▶ **Problem to work on**
Can you find the lines of the listing that include "Tough" and copy every one?

(Saved entries)
------
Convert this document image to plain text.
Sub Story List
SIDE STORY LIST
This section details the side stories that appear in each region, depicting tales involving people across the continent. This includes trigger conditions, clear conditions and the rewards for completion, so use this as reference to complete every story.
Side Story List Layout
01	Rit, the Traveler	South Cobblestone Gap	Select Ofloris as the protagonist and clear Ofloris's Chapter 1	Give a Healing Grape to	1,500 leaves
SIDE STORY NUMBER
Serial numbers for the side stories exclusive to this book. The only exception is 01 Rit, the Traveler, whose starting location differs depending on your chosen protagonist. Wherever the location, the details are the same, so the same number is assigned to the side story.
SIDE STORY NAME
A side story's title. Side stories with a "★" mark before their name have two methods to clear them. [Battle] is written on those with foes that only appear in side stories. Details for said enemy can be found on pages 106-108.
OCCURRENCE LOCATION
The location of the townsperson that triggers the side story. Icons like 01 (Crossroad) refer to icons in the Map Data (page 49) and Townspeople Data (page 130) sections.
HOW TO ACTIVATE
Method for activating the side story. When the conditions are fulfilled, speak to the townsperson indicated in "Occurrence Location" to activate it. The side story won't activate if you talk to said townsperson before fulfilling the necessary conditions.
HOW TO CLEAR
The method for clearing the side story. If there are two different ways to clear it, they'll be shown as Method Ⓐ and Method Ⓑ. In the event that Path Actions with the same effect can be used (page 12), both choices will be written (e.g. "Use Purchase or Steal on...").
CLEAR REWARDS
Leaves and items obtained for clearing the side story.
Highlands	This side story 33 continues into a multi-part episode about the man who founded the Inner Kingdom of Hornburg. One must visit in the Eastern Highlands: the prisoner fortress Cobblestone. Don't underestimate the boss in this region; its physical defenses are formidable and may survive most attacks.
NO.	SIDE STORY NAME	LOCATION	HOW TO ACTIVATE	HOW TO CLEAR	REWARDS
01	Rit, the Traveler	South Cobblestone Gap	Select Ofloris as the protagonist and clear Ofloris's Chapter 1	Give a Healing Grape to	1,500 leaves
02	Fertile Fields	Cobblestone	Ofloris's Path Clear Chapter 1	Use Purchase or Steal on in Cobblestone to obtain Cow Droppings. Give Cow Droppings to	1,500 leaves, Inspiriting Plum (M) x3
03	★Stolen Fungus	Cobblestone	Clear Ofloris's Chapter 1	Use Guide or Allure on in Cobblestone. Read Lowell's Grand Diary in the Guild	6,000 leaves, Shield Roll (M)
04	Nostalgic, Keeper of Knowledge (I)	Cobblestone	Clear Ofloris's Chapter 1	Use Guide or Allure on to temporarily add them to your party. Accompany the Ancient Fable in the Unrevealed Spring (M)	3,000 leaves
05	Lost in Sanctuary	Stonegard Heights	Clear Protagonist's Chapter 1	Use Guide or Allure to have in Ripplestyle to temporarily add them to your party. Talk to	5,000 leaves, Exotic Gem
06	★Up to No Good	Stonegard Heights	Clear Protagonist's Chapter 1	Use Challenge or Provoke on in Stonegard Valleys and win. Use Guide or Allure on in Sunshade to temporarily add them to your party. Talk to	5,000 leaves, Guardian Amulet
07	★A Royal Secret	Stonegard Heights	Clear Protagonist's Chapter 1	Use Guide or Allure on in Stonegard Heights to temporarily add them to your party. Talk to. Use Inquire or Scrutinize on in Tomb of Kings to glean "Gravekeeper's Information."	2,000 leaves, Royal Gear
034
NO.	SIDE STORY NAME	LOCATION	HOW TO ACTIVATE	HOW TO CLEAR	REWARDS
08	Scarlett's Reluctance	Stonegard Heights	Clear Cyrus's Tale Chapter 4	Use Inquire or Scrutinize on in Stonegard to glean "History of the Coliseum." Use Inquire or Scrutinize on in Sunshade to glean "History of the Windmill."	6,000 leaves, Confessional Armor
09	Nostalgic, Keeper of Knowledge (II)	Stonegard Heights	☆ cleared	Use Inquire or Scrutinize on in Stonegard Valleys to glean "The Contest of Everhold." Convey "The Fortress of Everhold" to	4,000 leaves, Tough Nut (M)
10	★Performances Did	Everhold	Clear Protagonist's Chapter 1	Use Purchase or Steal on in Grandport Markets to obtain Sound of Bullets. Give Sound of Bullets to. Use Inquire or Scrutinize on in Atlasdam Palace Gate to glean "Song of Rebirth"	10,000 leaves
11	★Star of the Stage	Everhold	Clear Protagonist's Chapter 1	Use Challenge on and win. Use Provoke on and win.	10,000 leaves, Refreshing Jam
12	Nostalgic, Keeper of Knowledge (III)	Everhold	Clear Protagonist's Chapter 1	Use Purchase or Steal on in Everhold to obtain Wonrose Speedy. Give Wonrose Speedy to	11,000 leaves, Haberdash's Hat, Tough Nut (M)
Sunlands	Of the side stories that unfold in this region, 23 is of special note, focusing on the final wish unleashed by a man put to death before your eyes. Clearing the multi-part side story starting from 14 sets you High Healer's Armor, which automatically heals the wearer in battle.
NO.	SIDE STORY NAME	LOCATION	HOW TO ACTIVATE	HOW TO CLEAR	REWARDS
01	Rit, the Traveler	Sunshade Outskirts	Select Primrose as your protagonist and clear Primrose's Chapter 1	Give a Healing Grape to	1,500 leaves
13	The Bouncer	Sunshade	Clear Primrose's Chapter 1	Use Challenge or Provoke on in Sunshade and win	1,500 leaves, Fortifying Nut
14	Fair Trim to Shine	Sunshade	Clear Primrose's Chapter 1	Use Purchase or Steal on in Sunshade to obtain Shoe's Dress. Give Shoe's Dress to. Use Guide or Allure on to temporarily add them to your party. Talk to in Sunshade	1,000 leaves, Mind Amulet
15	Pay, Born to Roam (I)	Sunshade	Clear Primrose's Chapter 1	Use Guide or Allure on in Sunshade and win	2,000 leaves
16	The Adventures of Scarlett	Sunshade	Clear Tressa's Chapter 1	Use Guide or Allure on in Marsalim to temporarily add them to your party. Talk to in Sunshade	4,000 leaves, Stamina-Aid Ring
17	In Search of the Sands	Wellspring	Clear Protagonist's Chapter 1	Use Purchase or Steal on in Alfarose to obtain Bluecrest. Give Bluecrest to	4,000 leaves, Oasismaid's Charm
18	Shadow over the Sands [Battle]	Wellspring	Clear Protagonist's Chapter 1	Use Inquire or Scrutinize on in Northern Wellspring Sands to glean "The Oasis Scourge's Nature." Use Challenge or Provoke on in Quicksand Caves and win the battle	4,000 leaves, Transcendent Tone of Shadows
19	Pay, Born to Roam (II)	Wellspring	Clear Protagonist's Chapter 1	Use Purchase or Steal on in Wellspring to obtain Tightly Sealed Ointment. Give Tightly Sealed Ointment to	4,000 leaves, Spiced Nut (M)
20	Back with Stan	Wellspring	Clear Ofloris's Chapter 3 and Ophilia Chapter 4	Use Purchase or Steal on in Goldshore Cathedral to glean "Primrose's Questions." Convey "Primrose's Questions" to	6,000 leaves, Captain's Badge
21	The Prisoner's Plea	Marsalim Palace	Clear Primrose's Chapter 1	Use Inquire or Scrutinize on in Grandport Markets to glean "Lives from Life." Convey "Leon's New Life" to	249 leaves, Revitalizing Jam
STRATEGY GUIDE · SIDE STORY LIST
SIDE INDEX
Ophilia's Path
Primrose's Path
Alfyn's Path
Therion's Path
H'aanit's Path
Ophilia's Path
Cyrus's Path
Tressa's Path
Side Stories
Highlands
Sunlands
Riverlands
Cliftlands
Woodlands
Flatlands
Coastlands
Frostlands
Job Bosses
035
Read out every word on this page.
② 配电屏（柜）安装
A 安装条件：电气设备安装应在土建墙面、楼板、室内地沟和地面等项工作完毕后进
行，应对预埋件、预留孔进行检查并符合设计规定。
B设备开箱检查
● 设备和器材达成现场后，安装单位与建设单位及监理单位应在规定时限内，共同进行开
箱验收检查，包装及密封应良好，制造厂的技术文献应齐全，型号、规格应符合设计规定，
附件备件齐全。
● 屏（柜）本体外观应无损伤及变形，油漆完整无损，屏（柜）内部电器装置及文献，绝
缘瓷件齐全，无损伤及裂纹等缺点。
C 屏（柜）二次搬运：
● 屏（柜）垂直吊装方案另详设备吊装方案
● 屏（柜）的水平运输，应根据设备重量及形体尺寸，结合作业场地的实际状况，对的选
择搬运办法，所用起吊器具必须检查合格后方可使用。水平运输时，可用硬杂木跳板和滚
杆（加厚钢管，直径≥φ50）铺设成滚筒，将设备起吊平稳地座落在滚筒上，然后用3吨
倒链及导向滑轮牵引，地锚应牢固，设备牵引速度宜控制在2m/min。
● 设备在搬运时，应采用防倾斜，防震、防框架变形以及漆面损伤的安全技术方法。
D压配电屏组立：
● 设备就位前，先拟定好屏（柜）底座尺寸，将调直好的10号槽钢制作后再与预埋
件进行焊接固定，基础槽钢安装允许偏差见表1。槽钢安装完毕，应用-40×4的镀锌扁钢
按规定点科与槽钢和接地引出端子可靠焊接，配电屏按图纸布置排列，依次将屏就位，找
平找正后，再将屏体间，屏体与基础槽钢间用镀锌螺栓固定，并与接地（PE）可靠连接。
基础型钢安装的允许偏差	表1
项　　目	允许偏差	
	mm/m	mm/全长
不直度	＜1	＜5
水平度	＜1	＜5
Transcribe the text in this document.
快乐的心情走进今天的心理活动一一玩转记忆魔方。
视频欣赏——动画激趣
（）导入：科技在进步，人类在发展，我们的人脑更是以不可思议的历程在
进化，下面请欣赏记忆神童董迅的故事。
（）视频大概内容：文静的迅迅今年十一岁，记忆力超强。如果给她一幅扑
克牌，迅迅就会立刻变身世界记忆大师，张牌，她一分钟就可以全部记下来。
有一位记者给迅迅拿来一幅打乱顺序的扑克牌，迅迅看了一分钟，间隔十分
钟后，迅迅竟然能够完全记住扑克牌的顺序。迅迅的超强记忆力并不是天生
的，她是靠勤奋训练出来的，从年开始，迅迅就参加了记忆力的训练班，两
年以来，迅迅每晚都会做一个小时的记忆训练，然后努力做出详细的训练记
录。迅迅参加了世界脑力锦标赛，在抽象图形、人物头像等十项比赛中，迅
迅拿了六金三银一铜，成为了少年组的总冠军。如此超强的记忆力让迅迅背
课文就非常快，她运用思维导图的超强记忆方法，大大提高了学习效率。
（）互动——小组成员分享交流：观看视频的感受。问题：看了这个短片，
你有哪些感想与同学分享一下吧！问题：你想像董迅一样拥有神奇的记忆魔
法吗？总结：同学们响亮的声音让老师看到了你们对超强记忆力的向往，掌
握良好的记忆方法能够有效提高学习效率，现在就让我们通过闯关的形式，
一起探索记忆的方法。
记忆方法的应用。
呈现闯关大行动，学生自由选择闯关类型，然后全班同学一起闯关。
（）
------
▶ **Output of the task**
09	Nostalgic, Keeper of Knowledge (II)	Stonegard Heights	☆ cleared	Use Inquire or Scrutinize on in Stonegard Valleys to glean "The Contest of Everhold." Convey "The Fortress of Everhold" to	4,000 leaves, Tough Nut (M)
12	Nostalgic, Keeper of Knowledge (III)	Everhold	Clear Protagonist's Chapter 1	Use Purchase or Steal on in Everhold to obtain Wonrose Speedy. Give Wonrose Speedy to	11,000 leaves, Haberdash's Hat, Tough Nut (M)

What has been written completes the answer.